> _WORK TO BE COMPLETED_: Word for word, retype every entry in the listing.

> _MATERIAL PROVIDED_:
——————————
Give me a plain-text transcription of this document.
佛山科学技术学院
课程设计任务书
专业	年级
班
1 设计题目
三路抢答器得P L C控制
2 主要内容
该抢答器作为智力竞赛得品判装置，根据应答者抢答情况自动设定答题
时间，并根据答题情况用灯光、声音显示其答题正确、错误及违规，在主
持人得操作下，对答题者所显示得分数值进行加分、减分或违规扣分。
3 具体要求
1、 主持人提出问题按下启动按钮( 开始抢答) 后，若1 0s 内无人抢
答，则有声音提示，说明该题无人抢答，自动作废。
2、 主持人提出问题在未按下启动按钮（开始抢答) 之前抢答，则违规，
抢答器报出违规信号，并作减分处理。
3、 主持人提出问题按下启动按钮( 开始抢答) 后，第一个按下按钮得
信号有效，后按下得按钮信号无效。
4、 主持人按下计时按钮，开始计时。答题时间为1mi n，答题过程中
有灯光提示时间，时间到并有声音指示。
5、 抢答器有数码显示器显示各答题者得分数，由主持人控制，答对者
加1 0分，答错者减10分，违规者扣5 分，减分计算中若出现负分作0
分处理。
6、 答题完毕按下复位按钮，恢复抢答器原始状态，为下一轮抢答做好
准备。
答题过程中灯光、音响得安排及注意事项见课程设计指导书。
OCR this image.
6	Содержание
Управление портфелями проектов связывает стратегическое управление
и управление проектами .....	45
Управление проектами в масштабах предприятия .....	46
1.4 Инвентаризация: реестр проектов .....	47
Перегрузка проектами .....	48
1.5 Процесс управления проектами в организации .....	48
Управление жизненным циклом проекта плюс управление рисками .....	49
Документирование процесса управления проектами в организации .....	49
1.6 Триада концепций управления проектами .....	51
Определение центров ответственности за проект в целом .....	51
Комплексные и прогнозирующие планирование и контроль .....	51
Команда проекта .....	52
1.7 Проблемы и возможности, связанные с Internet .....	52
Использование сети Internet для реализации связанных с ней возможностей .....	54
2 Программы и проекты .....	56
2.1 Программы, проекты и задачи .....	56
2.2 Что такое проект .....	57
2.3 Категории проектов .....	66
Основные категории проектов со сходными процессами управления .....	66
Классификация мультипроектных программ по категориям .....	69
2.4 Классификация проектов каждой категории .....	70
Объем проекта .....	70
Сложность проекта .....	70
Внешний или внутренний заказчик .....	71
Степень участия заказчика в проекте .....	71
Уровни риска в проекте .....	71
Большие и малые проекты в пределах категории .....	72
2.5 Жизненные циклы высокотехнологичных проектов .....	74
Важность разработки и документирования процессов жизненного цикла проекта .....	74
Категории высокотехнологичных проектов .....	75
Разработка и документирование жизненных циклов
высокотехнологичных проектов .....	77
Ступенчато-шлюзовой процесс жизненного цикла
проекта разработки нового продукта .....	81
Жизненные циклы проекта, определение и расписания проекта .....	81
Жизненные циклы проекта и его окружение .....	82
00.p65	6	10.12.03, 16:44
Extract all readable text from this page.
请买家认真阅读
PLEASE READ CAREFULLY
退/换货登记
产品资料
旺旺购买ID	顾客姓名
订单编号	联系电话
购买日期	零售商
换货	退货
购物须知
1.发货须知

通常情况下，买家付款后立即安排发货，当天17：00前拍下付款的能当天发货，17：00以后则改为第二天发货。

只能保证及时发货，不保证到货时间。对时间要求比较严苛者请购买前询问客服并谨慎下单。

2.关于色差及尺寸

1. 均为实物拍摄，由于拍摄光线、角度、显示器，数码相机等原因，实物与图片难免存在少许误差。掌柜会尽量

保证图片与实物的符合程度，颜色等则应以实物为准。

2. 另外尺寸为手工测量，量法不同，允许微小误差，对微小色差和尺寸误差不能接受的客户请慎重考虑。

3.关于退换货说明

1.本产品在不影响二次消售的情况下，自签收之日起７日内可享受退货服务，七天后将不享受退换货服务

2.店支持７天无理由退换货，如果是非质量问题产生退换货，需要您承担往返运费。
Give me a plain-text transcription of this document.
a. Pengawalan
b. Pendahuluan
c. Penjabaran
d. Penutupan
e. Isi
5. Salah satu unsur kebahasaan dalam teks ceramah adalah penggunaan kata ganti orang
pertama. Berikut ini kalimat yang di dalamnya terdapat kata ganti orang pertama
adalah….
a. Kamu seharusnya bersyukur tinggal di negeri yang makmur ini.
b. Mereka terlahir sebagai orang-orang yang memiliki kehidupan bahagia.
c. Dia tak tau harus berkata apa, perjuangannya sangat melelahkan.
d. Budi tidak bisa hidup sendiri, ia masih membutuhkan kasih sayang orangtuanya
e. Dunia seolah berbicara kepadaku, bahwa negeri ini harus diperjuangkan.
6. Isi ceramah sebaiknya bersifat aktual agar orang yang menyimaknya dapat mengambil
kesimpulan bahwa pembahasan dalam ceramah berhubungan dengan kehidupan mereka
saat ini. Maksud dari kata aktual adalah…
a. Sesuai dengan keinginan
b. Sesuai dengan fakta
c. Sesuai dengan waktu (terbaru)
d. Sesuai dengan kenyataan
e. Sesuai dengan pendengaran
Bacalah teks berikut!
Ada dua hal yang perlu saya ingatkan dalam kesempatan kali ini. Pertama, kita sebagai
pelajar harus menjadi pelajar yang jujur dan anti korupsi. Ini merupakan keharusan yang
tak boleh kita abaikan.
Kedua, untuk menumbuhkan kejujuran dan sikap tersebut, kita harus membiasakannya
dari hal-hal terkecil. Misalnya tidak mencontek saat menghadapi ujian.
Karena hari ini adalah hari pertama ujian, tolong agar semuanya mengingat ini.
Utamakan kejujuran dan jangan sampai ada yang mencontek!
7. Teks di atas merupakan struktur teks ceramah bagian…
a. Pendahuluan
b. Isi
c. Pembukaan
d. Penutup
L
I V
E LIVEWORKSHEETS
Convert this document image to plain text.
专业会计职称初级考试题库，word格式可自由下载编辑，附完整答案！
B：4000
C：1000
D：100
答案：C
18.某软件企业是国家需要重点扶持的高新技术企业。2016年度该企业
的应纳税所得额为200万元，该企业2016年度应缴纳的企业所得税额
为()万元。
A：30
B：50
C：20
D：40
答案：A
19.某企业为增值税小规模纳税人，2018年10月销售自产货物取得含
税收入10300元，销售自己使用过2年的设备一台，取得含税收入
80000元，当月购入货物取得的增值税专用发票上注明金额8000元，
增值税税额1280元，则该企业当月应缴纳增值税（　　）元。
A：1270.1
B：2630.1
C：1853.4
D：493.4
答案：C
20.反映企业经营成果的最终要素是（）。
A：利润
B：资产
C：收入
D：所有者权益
——————————
> _ANSWER TO THE EXERCISE_:
Give me a plain-text transcription of this document.
佛山科学技术学院
课程设计任务书
专业	年级
班
1 设计题目
三路抢答器得P L C控制
2 主要内容
该抢答器作为智力竞赛得品判装置，根据应答者抢答情况自动设定答题
时间，并根据答题情况用灯光、声音显示其答题正确、错误及违规，在主
持人得操作下，对答题者所显示得分数值进行加分、减分或违规扣分。
3 具体要求
1、 主持人提出问题按下启动按钮( 开始抢答) 后，若1 0s 内无人抢
答，则有声音提示，说明该题无人抢答，自动作废。
2、 主持人提出问题在未按下启动按钮（开始抢答) 之前抢答，则违规，
抢答器报出违规信号，并作减分处理。
3、 主持人提出问题按下启动按钮( 开始抢答) 后，第一个按下按钮得
信号有效，后按下得按钮信号无效。
4、 主持人按下计时按钮，开始计时。答题时间为1mi n，答题过程中
有灯光提示时间，时间到并有声音指示。
5、 抢答器有数码显示器显示各答题者得分数，由主持人控制，答对者
加1 0分，答错者减10分，违规者扣5 分，减分计算中若出现负分作0
分处理。
6、 答题完毕按下复位按钮，恢复抢答器原始状态，为下一轮抢答做好
准备。
答题过程中灯光、音响得安排及注意事项见课程设计指导书。
OCR this image.
6	Содержание
Управление портфелями проектов связывает стратегическое управление
и управление проектами .....	45
Управление проектами в масштабах предприятия .....	46
1.4 Инвентаризация: реестр проектов .....	47
Перегрузка проектами .....	48
1.5 Процесс управления проектами в организации .....	48
Управление жизненным циклом проекта плюс управление рисками .....	49
Документирование процесса управления проектами в организации .....	49
1.6 Триада концепций управления проектами .....	51
Определение центров ответственности за проект в целом .....	51
Комплексные и прогнозирующие планирование и контроль .....	51
Команда проекта .....	52
1.7 Проблемы и возможности, связанные с Internet .....	52
Использование сети Internet для реализации связанных с ней возможностей .....	54
2 Программы и проекты .....	56
2.1 Программы, проекты и задачи .....	56
2.2 Что такое проект .....	57
2.3 Категории проектов .....	66
Основные категории проектов со сходными процессами управления .....	66
Классификация мультипроектных программ по категориям .....	69
2.4 Классификация проектов каждой категории .....	70
Объем проекта .....	70
Сложность проекта .....	70
Внешний или внутренний заказчик .....	71
Степень участия заказчика в проекте .....	71
Уровни риска в проекте .....	71
Большие и малые проекты в пределах категории .....	72
2.5 Жизненные циклы высокотехнологичных проектов .....	74
Важность разработки и документирования процессов жизненного цикла проекта .....	74
Категории высокотехнологичных проектов .....	75
Разработка и документирование жизненных циклов
высокотехнологичных проектов .....	77
Ступенчато-шлюзовой процесс жизненного цикла
проекта разработки нового продукта .....	81
Жизненные циклы проекта, определение и расписания проекта .....	81
Жизненные циклы проекта и его окружение .....	82
00.p65	6	10.12.03, 16:44
Extract all readable text from this page.
请买家认真阅读
PLEASE READ CAREFULLY
退/换货登记
产品资料
旺旺购买ID	顾客姓名
订单编号	联系电话
购买日期	零售商
换货	退货
购物须知
1.发货须知

通常情况下，买家付款后立即安排发货，当天17：00前拍下付款的能当天发货，17：00以后则改为第二天发货。

只能保证及时发货，不保证到货时间。对时间要求比较严苛者请购买前询问客服并谨慎下单。

2.关于色差及尺寸

1. 均为实物拍摄，由于拍摄光线、角度、显示器，数码相机等原因，实物与图片难免存在少许误差。掌柜会尽量

保证图片与实物的符合程度，颜色等则应以实物为准。

2. 另外尺寸为手工测量，量法不同，允许微小误差，对微小色差和尺寸误差不能接受的客户请慎重考虑。

3.关于退换货说明

1.本产品在不影响二次消售的情况下，自签收之日起７日内可享受退货服务，七天后将不享受退换货服务

2.店支持７天无理由退换货，如果是非质量问题产生退换货，需要您承担往返运费。
Give me a plain-text transcription of this document.
a. Pengawalan
b. Pendahuluan
c. Penjabaran
d. Penutupan
e. Isi
5. Salah satu unsur kebahasaan dalam teks ceramah adalah penggunaan kata ganti orang
pertama. Berikut ini kalimat yang di dalamnya terdapat kata ganti orang pertama
adalah….
a. Kamu seharusnya bersyukur tinggal di negeri yang makmur ini.
b. Mereka terlahir sebagai orang-orang yang memiliki kehidupan bahagia.
c. Dia tak tau harus berkata apa, perjuangannya sangat melelahkan.
d. Budi tidak bisa hidup sendiri, ia masih membutuhkan kasih sayang orangtuanya
e. Dunia seolah berbicara kepadaku, bahwa negeri ini harus diperjuangkan.
6. Isi ceramah sebaiknya bersifat aktual agar orang yang menyimaknya dapat mengambil
kesimpulan bahwa pembahasan dalam ceramah berhubungan dengan kehidupan mereka
saat ini. Maksud dari kata aktual adalah…
a. Sesuai dengan keinginan
b. Sesuai dengan fakta
c. Sesuai dengan waktu (terbaru)
d. Sesuai dengan kenyataan
e. Sesuai dengan pendengaran
Bacalah teks berikut!
Ada dua hal yang perlu saya ingatkan dalam kesempatan kali ini. Pertama, kita sebagai
pelajar harus menjadi pelajar yang jujur dan anti korupsi. Ini merupakan keharusan yang
tak boleh kita abaikan.
Kedua, untuk menumbuhkan kejujuran dan sikap tersebut, kita harus membiasakannya
dari hal-hal terkecil. Misalnya tidak mencontek saat menghadapi ujian.
Karena hari ini adalah hari pertama ujian, tolong agar semuanya mengingat ini.
Utamakan kejujuran dan jangan sampai ada yang mencontek!
7. Teks di atas merupakan struktur teks ceramah bagian…
a. Pendahuluan
b. Isi
c. Pembukaan
d. Penutup
L
I V
E LIVEWORKSHEETS
Convert this document image to plain text.
专业会计职称初级考试题库，word格式可自由下载编辑，附完整答案！
B：4000
C：1000
D：100
答案：C
18.某软件企业是国家需要重点扶持的高新技术企业。2016年度该企业
的应纳税所得额为200万元，该企业2016年度应缴纳的企业所得税额
为()万元。
A：30
B：50
C：20
D：40
答案：A
19.某企业为增值税小规模纳税人，2018年10月销售自产货物取得含
税收入10300元，销售自己使用过2年的设备一台，取得含税收入
80000元，当月购入货物取得的增值税专用发票上注明金额8000元，
增值税税额1280元，则该企业当月应缴纳增值税（　　）元。
A：1270.1
B：2630.1
C：1853.4
D：493.4
答案：C
20.反映企业经营成果的最终要素是（）。
A：利润
B：资产
C：收入
D：所有者权益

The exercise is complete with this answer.